======== RECORDS FOR THIS TASK ========

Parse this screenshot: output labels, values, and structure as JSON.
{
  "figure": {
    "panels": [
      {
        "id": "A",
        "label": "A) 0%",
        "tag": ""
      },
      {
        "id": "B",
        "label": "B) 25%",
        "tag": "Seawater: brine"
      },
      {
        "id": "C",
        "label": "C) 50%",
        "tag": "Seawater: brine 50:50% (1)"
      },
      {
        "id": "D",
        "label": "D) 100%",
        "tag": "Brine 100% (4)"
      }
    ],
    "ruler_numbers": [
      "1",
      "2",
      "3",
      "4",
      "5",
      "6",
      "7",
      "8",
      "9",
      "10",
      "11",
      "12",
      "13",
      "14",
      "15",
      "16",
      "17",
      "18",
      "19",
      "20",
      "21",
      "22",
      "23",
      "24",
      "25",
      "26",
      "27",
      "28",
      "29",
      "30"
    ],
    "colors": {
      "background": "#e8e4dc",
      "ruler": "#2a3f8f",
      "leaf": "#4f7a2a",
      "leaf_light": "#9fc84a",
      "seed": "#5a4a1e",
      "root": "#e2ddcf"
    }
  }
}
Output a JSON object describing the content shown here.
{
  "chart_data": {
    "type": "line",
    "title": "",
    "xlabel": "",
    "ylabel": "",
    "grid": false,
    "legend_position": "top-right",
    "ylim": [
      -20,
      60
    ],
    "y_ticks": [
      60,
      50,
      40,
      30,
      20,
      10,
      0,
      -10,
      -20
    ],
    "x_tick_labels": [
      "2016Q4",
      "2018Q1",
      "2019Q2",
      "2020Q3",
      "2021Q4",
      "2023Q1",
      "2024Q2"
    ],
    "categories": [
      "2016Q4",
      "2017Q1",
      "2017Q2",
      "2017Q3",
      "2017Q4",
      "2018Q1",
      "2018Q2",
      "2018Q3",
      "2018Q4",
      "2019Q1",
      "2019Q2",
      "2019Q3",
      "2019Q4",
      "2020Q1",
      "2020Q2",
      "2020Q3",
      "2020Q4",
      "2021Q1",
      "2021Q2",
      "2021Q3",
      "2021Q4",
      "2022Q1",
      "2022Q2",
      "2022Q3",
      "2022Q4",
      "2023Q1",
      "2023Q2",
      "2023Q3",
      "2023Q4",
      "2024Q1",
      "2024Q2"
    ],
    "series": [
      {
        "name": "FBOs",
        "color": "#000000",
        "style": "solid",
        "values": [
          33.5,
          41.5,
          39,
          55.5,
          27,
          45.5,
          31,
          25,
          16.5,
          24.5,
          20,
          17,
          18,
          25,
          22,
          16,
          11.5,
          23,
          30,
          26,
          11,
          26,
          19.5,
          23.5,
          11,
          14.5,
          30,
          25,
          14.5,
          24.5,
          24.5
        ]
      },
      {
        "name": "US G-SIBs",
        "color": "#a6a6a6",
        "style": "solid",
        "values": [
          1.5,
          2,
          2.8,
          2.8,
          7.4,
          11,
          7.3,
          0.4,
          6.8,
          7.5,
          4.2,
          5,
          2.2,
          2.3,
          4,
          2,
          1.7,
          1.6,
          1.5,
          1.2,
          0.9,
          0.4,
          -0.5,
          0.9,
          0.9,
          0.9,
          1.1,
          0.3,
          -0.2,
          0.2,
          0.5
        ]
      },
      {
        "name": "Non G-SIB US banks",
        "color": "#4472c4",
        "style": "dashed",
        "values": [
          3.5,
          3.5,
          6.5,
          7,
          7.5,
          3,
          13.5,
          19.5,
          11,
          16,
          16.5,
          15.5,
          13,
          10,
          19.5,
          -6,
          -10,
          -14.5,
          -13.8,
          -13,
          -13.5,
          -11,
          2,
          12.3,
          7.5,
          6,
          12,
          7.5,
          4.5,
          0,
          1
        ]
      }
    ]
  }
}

========

* EXERCISE:
Each line of the listing above should be output exactly.

* WRITTEN REPLY:
Parse this screenshot: output labels, values, and structure as JSON.
{
  "figure": {
    "panels": [
      {
        "id": "A",
        "label": "A) 0%",
        "tag": ""
      },
      {
        "id": "B",
        "label": "B) 25%",
        "tag": "Seawater: brine"
      },
      {
        "id": "C",
        "label": "C) 50%",
        "tag": "Seawater: brine 50:50% (1)"
      },
      {
        "id": "D",
        "label": "D) 100%",
        "tag": "Brine 100% (4)"
      }
    ],
    "ruler_numbers": [
      "1",
      "2",
      "3",
      "4",
      "5",
      "6",
      "7",
      "8",
      "9",
      "10",
      "11",
      "12",
      "13",
      "14",
      "15",
      "16",
      "17",
      "18",
      "19",
      "20",
      "21",
      "22",
      "23",
      "24",
      "25",
      "26",
      "27",
      "28",
      "29",
      "30"
    ],
    "colors": {
      "background": "#e8e4dc",
      "ruler": "#2a3f8f",
      "leaf": "#4f7a2a",
      "leaf_light": "#9fc84a",
      "seed": "#5a4a1e",
      "root": "#e2ddcf"
    }
  }
}
Output a JSON object describing the content shown here.
{
  "chart_data": {
    "type": "line",
    "title": "",
    "xlabel": "",
    "ylabel": "",
    "grid": false,
    "legend_position": "top-right",
    "ylim": [
      -20,
      60
    ],
    "y_ticks": [
      60,
      50,
      40,
      30,
      20,
      10,
      0,
      -10,
      -20
    ],
    "x_tick_labels": [
      "2016Q4",
      "2018Q1",
      "2019Q2",
      "2020Q3",
      "2021Q4",
      "2023Q1",
      "2024Q2"
    ],
    "categories": [
      "2016Q4",
      "2017Q1",
      "2017Q2",
      "2017Q3",
      "2017Q4",
      "2018Q1",
      "2018Q2",
      "2018Q3",
      "2018Q4",
      "2019Q1",
      "2019Q2",
      "2019Q3",
      "2019Q4",
      "2020Q1",
      "2020Q2",
      "2020Q3",
      "2020Q4",
      "2021Q1",
      "2021Q2",
      "2021Q3",
      "2021Q4",
      "2022Q1",
      "2022Q2",
      "2022Q3",
      "2022Q4",
      "2023Q1",
      "2023Q2",
      "2023Q3",
      "2023Q4",
      "2024Q1",
      "2024Q2"
    ],
    "series": [
      {
        "name": "FBOs",
        "color": "#000000",
        "style": "solid",
        "values": [
          33.5,
          41.5,
          39,
          55.5,
          27,
          45.5,
          31,
          25,
          16.5,
          24.5,
          20,
          17,
          18,
          25,
          22,
          16,
          11.5,
          23,
          30,
          26,
          11,
          26,
          19.5,
          23.5,
          11,
          14.5,
          30,
          25,
          14.5,
          24.5,
          24.5
        ]
      },
      {
        "name": "US G-SIBs",
        "color": "#a6a6a6",
        "style": "solid",
        "values": [
          1.5,
          2,
          2.8,
          2.8,
          7.4,
          11,
          7.3,
          0.4,
          6.8,
          7.5,
          4.2,
          5,
          2.2,
          2.3,
          4,
          2,
          1.7,
          1.6,
          1.5,
          1.2,
          0.9,
          0.4,
          -0.5,
          0.9,
          0.9,
          0.9,
          1.1,
          0.3,
          -0.2,
          0.2,
          0.5
        ]
      },
      {
        "name": "Non G-SIB US banks",
        "color": "#4472c4",
        "style": "dashed",
        "values": [
          3.5,
          3.5,
          6.5,
          7,
          7.5,
          3,
          13.5,
          19.5,
          11,
          16,
          16.5,
          15.5,
          13,
          10,
          19.5,
          -6,
          -10,
          -14.5,
          -13.8,
          -13,
          -13.5,
          -11,
          2,
          12.3,
          7.5,
          6,
          12,
          7.5,
          4.5,
          0,
          1
        ]
      }
    ]
  }
}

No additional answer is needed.